Entries shown
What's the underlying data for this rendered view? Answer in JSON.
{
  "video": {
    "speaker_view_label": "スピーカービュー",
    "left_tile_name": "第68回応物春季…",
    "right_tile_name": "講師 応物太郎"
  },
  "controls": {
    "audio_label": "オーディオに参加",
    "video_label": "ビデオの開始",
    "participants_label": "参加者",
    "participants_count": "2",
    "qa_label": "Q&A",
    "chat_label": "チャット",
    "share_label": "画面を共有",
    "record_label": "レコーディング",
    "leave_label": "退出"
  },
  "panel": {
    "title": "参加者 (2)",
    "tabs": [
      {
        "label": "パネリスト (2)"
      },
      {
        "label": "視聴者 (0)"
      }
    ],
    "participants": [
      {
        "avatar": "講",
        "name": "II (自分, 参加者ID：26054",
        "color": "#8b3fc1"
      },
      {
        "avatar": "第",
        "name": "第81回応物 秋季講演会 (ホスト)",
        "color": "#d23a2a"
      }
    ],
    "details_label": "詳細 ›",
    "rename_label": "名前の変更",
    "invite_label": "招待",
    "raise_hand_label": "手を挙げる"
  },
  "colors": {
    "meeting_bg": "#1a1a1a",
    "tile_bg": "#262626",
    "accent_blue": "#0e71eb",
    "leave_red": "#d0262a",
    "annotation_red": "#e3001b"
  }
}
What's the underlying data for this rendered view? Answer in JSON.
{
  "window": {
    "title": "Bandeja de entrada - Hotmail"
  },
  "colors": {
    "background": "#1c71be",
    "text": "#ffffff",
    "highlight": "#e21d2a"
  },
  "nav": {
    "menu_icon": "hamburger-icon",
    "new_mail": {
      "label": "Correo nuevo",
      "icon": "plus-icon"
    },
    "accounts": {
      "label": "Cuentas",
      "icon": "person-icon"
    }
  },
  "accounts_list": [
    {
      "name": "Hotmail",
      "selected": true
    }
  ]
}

What to work on
Using the data above, reproduce every line exactly.

The result
What's the underlying data for this rendered view? Answer in JSON.
{
  "video": {
    "speaker_view_label": "スピーカービュー",
    "left_tile_name": "第68回応物春季…",
    "right_tile_name": "講師 応物太郎"
  },
  "controls": {
    "audio_label": "オーディオに参加",
    "video_label": "ビデオの開始",
    "participants_label": "参加者",
    "participants_count": "2",
    "qa_label": "Q&A",
    "chat_label": "チャット",
    "share_label": "画面を共有",
    "record_label": "レコーディング",
    "leave_label": "退出"
  },
  "panel": {
    "title": "参加者 (2)",
    "tabs": [
      {
        "label": "パネリスト (2)"
      },
      {
        "label": "視聴者 (0)"
      }
    ],
    "participants": [
      {
        "avatar": "講",
        "name": "II (自分, 参加者ID：26054",
        "color": "#8b3fc1"
      },
      {
        "avatar": "第",
        "name": "第81回応物 秋季講演会 (ホスト)",
        "color": "#d23a2a"
      }
    ],
    "details_label": "詳細 ›",
    "rename_label": "名前の変更",
    "invite_label": "招待",
    "raise_hand_label": "手を挙げる"
  },
  "colors": {
    "meeting_bg": "#1a1a1a",
    "tile_bg": "#262626",
    "accent_blue": "#0e71eb",
    "leave_red": "#d0262a",
    "annotation_red": "#e3001b"
  }
}
What's the underlying data for this rendered view? Answer in JSON.
{
  "window": {
    "title": "Bandeja de entrada - Hotmail"
  },
  "colors": {
    "background": "#1c71be",
    "text": "#ffffff",
    "highlight": "#e21d2a"
  },
  "nav": {
    "menu_icon": "hamburger-icon",
    "new_mail": {
      "label": "Correo nuevo",
      "icon": "plus-icon"
    },
    "accounts": {
      "label": "Cuentas",
      "icon": "person-icon"
    }
  },
  "accounts_list": [
    {
      "name": "Hotmail",
      "selected": true
    }
  ]
}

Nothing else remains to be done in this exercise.